- [Task input]
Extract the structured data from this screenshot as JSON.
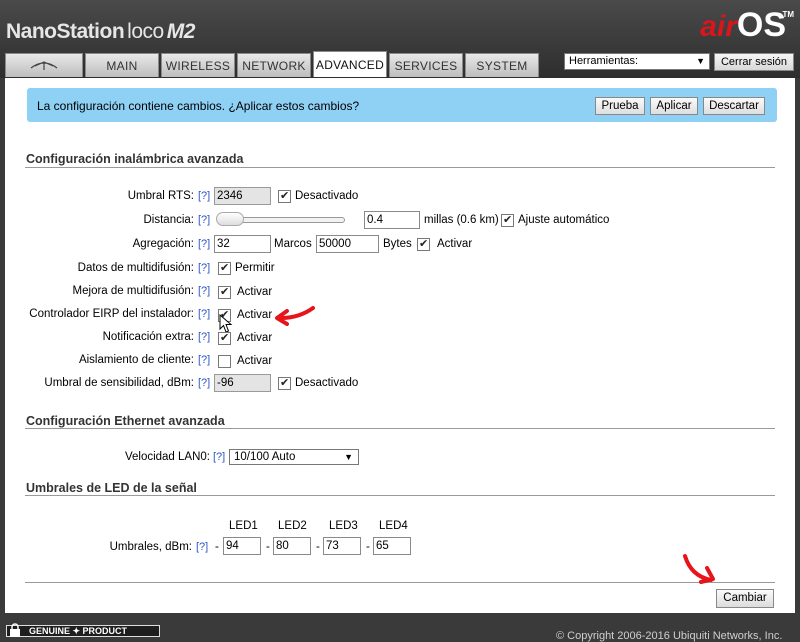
{
  "header": {
    "brand_main": "NanoStation",
    "brand_sub": "loco",
    "brand_model": "M2",
    "logo_air": "air",
    "logo_os": "OS",
    "logo_tm": "TM"
  },
  "tabs": [
    {
      "label": "",
      "icon": "ubiquiti-logo-icon"
    },
    {
      "label": "MAIN"
    },
    {
      "label": "WIRELESS"
    },
    {
      "label": "NETWORK"
    },
    {
      "label": "ADVANCED",
      "active": true
    },
    {
      "label": "SERVICES"
    },
    {
      "label": "SYSTEM"
    }
  ],
  "tools": {
    "selected": "Herramientas:",
    "logout": "Cerrar sesión"
  },
  "notice": {
    "message": "La configuración contiene cambios. ¿Aplicar estos cambios?",
    "test": "Prueba",
    "apply": "Aplicar",
    "discard": "Descartar"
  },
  "wireless": {
    "title": "Configuración inalámbrica avanzada",
    "help": "[?]",
    "rts": {
      "label": "Umbral RTS:",
      "value": "2346",
      "cb_label": "Desactivado"
    },
    "distance": {
      "label": "Distancia:",
      "value": "0.4",
      "unit": "millas (0.6 km)",
      "cb_label": "Ajuste automático"
    },
    "aggregation": {
      "label": "Agregación:",
      "frames": "32",
      "frames_unit": "Marcos",
      "bytes": "50000",
      "bytes_unit": "Bytes",
      "cb_label": "Activar"
    },
    "multicast": {
      "label": "Datos de multidifusión:",
      "cb_label": "Permitir"
    },
    "multicast_enh": {
      "label": "Mejora de multidifusión:",
      "cb_label": "Activar"
    },
    "eirp": {
      "label": "Controlador EIRP del instalador:",
      "cb_label": "Activar"
    },
    "extra_report": {
      "label": "Notificación extra:",
      "cb_label": "Activar"
    },
    "client_iso": {
      "label": "Aislamiento de cliente:",
      "cb_label": "Activar"
    },
    "sensitivity": {
      "label": "Umbral de sensibilidad, dBm:",
      "value": "-96",
      "cb_label": "Desactivado"
    }
  },
  "ethernet": {
    "title": "Configuración Ethernet avanzada",
    "lan_label": "Velocidad LAN0:",
    "lan_value": "10/100 Auto"
  },
  "led": {
    "title": "Umbrales de LED de la señal",
    "headers": [
      "LED1",
      "LED2",
      "LED3",
      "LED4"
    ],
    "label": "Umbrales, dBm:",
    "dash": "-",
    "values": [
      "94",
      "80",
      "73",
      "65"
    ]
  },
  "change_button": "Cambiar",
  "footer": {
    "badge": "GENUINE ✦ PRODUCT",
    "copyright": "© Copyright 2006-2016 Ubiquiti Networks, Inc."
  },
  "colors": {
    "notice_bg": "#8fd0f5",
    "logo_red": "#d9161c",
    "annotation_red": "#e8141b"
  }
}
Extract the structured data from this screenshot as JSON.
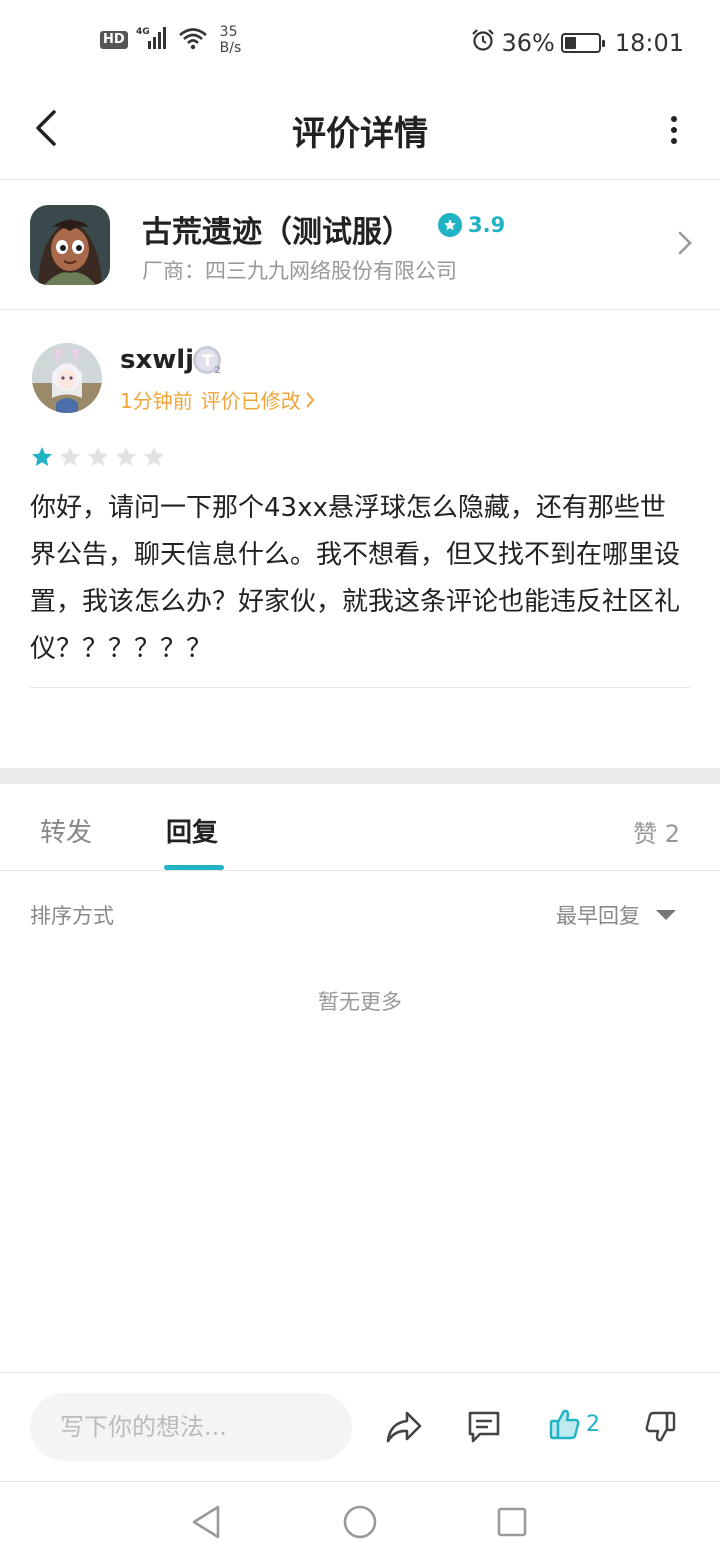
{
  "status_bar": {
    "hd": "HD",
    "network": "4G",
    "speed_value": "35",
    "speed_unit": "B/s",
    "battery": "36%",
    "battery_level": 0.36,
    "time": "18:01"
  },
  "header": {
    "title": "评价详情"
  },
  "app": {
    "name": "古荒遗迹（测试服）",
    "rating": "3.9",
    "vendor": "厂商：四三九九网络股份有限公司"
  },
  "review": {
    "username": "sxwlj",
    "time": "1分钟前",
    "edited": "评价已修改",
    "stars": 1,
    "stars_total": 5,
    "text": "你好，请问一下那个43xx悬浮球怎么隐藏，还有那些世界公告，聊天信息什么。我不想看，但又找不到在哪里设置，我该怎么办？好家伙，就我这条评论也能违反社区礼仪？？？？？？"
  },
  "tabs": {
    "forward": "转发",
    "reply": "回复",
    "likes": "赞 2"
  },
  "sort": {
    "label": "排序方式",
    "selected": "最早回复"
  },
  "empty_text": "暂无更多",
  "bottom_bar": {
    "placeholder": "写下你的想法...",
    "like_count": "2"
  },
  "colors": {
    "accent": "#1fb3c4",
    "meta": "#f0a53a"
  }
}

- [Exercise directions] Using the records above, say how many lines include the string "multidifusión". Only the number is wanted.

- [Result] 2